### Work to be completed
Find the string "React" in the entries and copy each line that has it.

### Records shown
····················

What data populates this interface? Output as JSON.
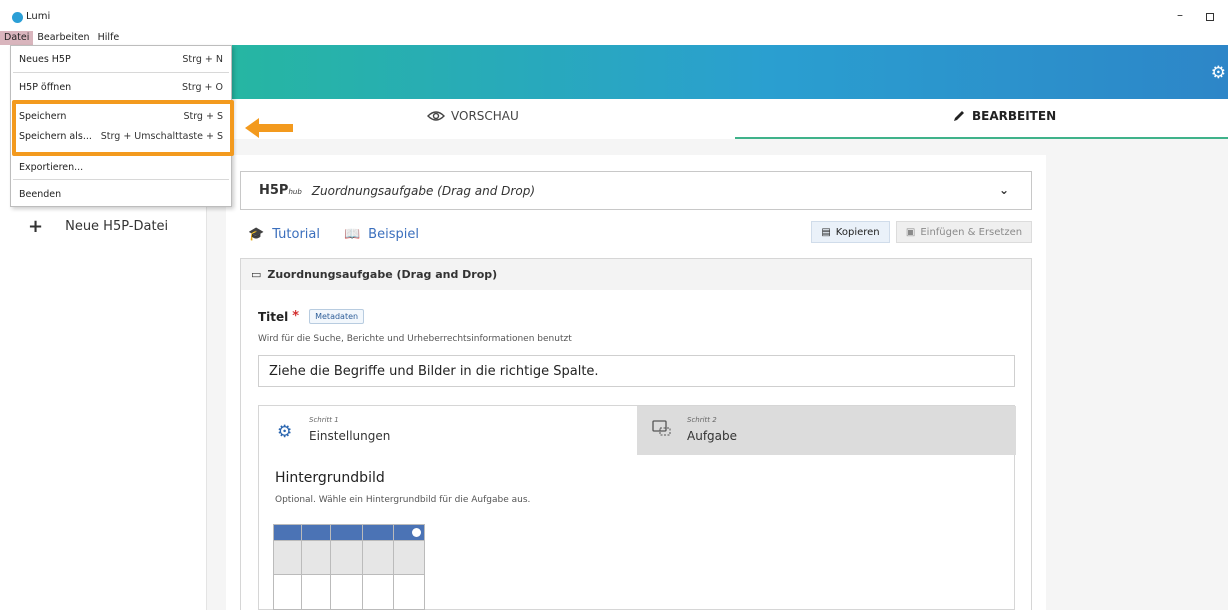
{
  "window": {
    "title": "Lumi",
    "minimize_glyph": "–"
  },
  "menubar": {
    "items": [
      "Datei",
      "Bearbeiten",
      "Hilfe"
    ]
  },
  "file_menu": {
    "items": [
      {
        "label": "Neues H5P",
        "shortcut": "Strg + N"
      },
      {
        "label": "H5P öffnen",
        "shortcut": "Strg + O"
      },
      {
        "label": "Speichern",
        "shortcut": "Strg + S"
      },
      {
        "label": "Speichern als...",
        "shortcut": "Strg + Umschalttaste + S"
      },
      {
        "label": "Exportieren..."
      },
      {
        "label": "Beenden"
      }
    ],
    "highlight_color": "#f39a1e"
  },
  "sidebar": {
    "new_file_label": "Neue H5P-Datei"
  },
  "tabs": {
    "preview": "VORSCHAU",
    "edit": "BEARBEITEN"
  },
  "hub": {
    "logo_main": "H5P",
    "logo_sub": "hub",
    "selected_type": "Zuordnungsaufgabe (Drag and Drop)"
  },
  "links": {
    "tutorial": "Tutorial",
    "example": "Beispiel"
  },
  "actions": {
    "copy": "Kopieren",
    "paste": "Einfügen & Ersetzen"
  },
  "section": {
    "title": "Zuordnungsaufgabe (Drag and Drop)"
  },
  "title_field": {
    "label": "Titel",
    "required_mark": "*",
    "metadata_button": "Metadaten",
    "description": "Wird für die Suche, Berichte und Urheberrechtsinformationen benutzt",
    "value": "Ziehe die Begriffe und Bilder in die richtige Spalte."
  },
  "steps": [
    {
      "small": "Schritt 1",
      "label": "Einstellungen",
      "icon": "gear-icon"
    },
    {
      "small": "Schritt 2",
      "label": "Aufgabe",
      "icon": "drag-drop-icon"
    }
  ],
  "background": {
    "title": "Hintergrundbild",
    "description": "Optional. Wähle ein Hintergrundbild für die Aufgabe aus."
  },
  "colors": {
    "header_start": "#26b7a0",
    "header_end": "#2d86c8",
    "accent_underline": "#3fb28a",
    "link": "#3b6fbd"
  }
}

····················

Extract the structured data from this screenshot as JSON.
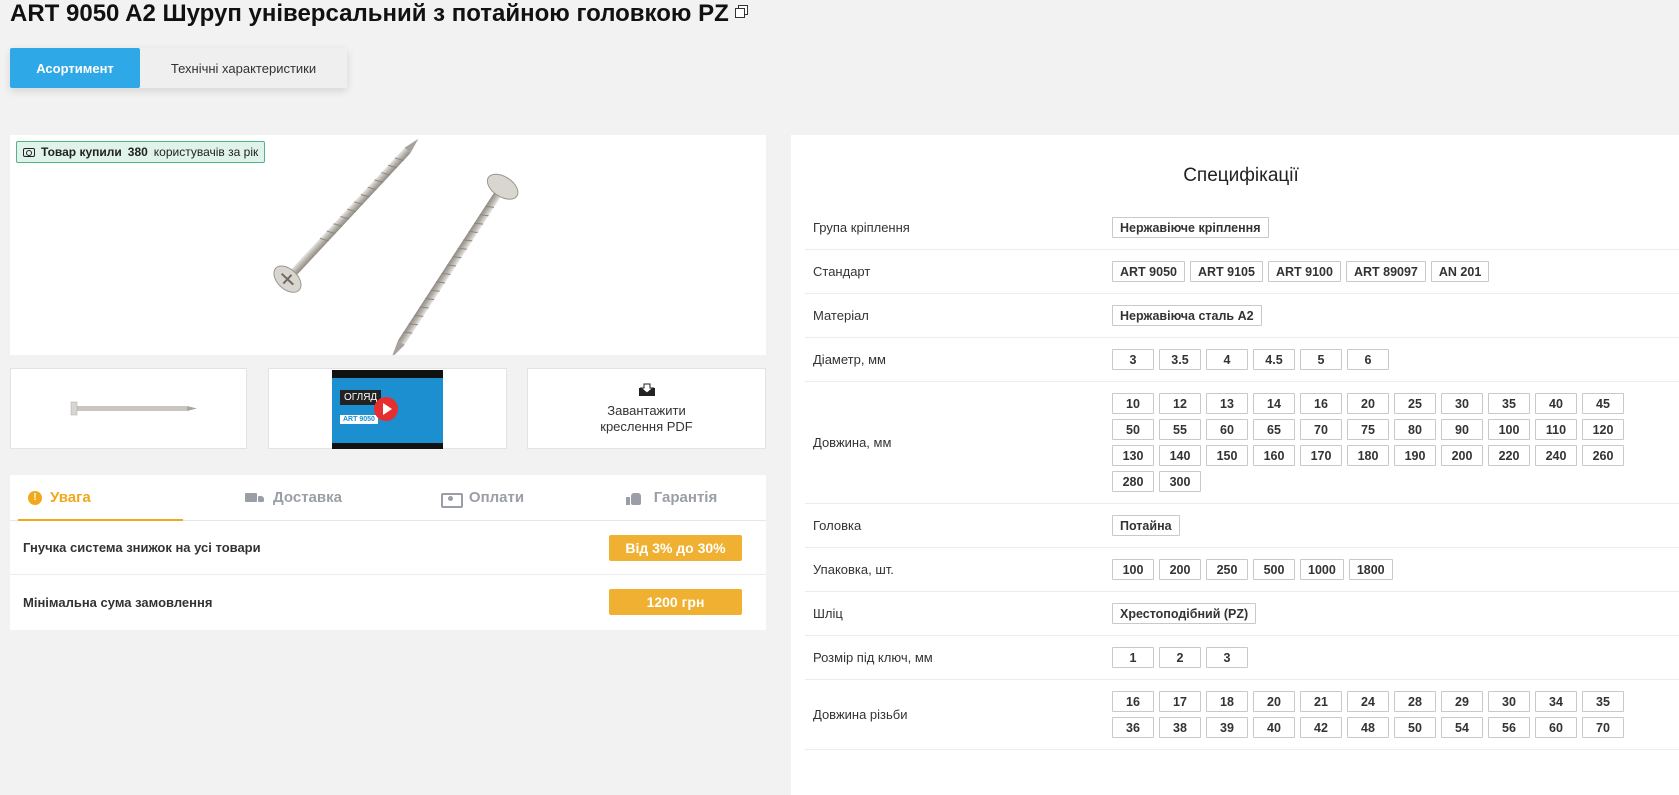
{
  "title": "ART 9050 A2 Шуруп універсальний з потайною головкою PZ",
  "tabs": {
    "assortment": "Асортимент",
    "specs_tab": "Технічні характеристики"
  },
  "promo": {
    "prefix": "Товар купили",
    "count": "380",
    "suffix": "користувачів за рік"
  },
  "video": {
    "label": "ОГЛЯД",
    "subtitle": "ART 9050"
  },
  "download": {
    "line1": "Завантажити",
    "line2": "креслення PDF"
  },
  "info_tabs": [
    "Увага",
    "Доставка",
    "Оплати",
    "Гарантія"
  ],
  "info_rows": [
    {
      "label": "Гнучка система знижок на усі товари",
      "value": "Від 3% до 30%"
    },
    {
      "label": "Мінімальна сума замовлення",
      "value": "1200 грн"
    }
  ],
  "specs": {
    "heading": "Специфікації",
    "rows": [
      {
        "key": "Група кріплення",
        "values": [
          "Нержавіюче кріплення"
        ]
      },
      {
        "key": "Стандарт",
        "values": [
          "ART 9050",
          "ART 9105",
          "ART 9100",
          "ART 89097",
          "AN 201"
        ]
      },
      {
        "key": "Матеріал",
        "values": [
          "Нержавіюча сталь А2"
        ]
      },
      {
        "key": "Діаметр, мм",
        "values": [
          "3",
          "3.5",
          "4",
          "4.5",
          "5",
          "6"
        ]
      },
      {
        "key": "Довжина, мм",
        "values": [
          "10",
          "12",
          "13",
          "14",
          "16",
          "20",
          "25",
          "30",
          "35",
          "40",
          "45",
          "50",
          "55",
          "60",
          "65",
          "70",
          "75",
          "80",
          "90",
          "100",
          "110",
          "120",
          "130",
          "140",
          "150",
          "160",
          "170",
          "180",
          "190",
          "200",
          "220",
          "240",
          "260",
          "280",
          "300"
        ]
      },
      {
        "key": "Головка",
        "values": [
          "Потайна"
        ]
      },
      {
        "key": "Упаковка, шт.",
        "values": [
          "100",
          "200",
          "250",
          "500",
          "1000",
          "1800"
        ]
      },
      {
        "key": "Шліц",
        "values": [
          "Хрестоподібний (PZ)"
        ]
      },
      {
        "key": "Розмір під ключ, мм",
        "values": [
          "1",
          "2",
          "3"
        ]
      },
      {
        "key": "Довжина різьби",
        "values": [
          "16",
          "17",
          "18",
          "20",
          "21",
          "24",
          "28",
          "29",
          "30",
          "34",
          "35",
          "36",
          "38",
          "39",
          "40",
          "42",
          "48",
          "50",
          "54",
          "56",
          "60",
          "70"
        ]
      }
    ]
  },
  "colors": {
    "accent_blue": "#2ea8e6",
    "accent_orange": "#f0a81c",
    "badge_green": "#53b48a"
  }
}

····················

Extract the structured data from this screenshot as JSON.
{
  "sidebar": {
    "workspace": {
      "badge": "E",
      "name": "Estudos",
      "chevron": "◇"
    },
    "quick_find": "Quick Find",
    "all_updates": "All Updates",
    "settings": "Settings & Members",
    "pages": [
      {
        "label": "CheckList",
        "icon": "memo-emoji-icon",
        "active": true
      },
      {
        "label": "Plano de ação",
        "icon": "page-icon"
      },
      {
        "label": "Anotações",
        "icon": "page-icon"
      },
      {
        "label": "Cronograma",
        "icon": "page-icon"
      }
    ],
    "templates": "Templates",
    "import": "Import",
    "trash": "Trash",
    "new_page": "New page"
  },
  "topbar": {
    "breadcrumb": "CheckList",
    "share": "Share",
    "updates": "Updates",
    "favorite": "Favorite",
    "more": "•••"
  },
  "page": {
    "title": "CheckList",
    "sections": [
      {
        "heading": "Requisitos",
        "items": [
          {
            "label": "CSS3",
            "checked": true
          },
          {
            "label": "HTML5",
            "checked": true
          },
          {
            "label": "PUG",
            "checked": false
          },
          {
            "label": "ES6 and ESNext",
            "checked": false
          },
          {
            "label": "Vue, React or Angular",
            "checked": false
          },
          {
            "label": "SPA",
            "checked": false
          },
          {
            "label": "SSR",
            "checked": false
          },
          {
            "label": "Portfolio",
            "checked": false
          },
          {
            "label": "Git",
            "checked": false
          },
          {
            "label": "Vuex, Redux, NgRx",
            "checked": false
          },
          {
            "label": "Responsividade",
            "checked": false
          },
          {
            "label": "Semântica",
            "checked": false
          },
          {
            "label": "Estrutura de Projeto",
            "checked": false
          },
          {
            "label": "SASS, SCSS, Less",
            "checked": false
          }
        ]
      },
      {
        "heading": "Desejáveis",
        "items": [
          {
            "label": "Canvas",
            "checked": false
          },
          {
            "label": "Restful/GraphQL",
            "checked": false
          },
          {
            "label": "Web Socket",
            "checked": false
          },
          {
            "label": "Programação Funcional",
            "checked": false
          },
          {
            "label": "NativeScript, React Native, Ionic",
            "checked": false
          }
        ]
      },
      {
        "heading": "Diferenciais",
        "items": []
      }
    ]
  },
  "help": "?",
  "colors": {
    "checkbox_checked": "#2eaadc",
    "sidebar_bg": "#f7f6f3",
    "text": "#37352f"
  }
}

····················

### Answer for this exercise
            "label": "Vue, React or Angular",
            "label": "NativeScript, React Native, Ionic",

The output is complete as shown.